WHAT TO PRODUCE: Starting at the line that contains "Give me a plain-text", restate each line word for word through the final line of the data, keeping both ends.

DATASET RECORDS:
^^^^^^^^^^^^^^^^
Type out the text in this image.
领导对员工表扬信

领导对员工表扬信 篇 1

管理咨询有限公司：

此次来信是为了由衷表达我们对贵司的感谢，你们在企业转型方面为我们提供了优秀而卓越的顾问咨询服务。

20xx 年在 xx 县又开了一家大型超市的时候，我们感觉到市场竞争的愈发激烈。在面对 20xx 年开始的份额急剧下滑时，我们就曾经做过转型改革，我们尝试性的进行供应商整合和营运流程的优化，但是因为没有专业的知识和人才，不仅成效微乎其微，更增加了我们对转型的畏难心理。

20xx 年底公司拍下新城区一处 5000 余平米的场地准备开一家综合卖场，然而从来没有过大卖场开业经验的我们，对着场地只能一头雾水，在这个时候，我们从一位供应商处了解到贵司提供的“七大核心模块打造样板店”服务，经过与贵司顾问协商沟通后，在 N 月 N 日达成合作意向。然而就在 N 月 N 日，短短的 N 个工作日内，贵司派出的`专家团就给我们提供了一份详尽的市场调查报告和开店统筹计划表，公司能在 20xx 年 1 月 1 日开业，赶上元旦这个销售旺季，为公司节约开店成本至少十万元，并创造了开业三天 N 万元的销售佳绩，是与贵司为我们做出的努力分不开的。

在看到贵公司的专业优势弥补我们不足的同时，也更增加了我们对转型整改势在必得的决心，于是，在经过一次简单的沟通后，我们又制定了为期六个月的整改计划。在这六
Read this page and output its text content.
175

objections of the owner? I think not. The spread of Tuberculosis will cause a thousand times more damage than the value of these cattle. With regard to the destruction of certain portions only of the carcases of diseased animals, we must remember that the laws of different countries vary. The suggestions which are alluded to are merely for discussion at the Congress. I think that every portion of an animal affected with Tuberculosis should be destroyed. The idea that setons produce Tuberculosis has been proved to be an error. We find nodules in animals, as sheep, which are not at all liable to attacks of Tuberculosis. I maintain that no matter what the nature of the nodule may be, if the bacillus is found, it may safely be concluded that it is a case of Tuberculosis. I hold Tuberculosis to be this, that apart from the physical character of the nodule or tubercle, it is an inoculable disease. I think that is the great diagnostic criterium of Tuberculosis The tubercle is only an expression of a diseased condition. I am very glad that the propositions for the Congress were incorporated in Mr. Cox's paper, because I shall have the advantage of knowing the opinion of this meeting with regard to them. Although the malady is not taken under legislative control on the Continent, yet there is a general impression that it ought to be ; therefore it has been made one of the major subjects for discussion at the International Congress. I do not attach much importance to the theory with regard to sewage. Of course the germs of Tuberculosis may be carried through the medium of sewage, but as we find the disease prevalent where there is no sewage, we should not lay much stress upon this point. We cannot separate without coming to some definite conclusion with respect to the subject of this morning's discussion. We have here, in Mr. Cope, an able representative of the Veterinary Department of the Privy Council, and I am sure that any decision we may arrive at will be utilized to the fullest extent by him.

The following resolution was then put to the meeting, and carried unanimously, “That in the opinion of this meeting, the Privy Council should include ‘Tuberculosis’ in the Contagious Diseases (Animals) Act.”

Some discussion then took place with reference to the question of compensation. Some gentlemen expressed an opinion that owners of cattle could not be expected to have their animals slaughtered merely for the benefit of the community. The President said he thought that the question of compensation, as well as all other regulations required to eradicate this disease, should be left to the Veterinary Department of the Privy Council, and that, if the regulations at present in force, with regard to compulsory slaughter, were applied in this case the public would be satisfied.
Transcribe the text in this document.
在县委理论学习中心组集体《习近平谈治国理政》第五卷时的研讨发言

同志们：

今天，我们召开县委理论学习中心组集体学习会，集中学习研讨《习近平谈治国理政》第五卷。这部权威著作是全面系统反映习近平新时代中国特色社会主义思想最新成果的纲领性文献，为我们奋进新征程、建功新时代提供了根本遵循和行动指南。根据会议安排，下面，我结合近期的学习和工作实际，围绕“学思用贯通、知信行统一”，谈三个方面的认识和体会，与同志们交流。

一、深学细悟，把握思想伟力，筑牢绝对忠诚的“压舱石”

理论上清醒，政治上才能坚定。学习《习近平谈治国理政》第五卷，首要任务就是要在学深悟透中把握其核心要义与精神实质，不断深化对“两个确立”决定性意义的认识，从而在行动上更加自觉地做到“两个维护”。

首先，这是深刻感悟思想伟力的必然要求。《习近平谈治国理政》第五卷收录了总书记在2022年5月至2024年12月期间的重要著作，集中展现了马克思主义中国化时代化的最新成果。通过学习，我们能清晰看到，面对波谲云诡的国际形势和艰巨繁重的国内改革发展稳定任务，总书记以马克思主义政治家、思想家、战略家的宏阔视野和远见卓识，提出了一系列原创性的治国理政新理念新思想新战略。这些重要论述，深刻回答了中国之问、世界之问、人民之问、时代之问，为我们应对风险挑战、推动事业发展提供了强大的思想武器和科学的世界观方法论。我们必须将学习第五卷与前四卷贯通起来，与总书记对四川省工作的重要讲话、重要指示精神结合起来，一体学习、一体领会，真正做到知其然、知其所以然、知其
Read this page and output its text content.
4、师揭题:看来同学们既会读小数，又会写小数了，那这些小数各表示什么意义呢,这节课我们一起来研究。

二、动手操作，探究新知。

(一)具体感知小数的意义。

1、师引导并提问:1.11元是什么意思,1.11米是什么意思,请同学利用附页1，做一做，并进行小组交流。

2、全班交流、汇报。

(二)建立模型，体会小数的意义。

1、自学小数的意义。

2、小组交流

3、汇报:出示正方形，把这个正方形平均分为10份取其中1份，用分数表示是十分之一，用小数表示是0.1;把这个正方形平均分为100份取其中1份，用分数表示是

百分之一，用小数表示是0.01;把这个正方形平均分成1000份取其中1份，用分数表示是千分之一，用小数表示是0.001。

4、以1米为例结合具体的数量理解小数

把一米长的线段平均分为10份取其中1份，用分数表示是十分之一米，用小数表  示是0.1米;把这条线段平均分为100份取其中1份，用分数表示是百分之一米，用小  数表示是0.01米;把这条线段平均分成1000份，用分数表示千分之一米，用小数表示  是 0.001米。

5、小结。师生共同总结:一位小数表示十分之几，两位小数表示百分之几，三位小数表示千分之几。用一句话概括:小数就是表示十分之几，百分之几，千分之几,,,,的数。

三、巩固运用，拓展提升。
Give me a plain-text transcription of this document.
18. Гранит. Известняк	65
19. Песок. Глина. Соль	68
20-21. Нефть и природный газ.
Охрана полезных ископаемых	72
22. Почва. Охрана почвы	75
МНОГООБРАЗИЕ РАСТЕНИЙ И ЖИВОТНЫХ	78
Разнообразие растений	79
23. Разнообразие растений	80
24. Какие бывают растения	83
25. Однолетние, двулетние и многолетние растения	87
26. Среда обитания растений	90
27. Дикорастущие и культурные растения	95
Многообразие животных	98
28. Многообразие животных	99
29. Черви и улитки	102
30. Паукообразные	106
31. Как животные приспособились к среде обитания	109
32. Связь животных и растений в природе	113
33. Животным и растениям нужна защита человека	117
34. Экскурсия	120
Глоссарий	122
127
^^^^^^^^^^^^^^^^
SOLUTION FOR THIS TASK:
Give me a plain-text transcription of this document.
18. Гранит. Известняк	65
19. Песок. Глина. Соль	68
20-21. Нефть и природный газ.
Охрана полезных ископаемых	72
22. Почва. Охрана почвы	75
МНОГООБРАЗИЕ РАСТЕНИЙ И ЖИВОТНЫХ	78
Разнообразие растений	79
23. Разнообразие растений	80
24. Какие бывают растения	83
25. Однолетние, двулетние и многолетние растения	87
26. Среда обитания растений	90
27. Дикорастущие и культурные растения	95
Многообразие животных	98
28. Многообразие животных	99
29. Черви и улитки	102
30. Паукообразные	106
31. Как животные приспособились к среде обитания	109
32. Связь животных и растений в природе	113
33. Животным и растениям нужна защита человека	117
34. Экскурсия	120
Глоссарий	122
127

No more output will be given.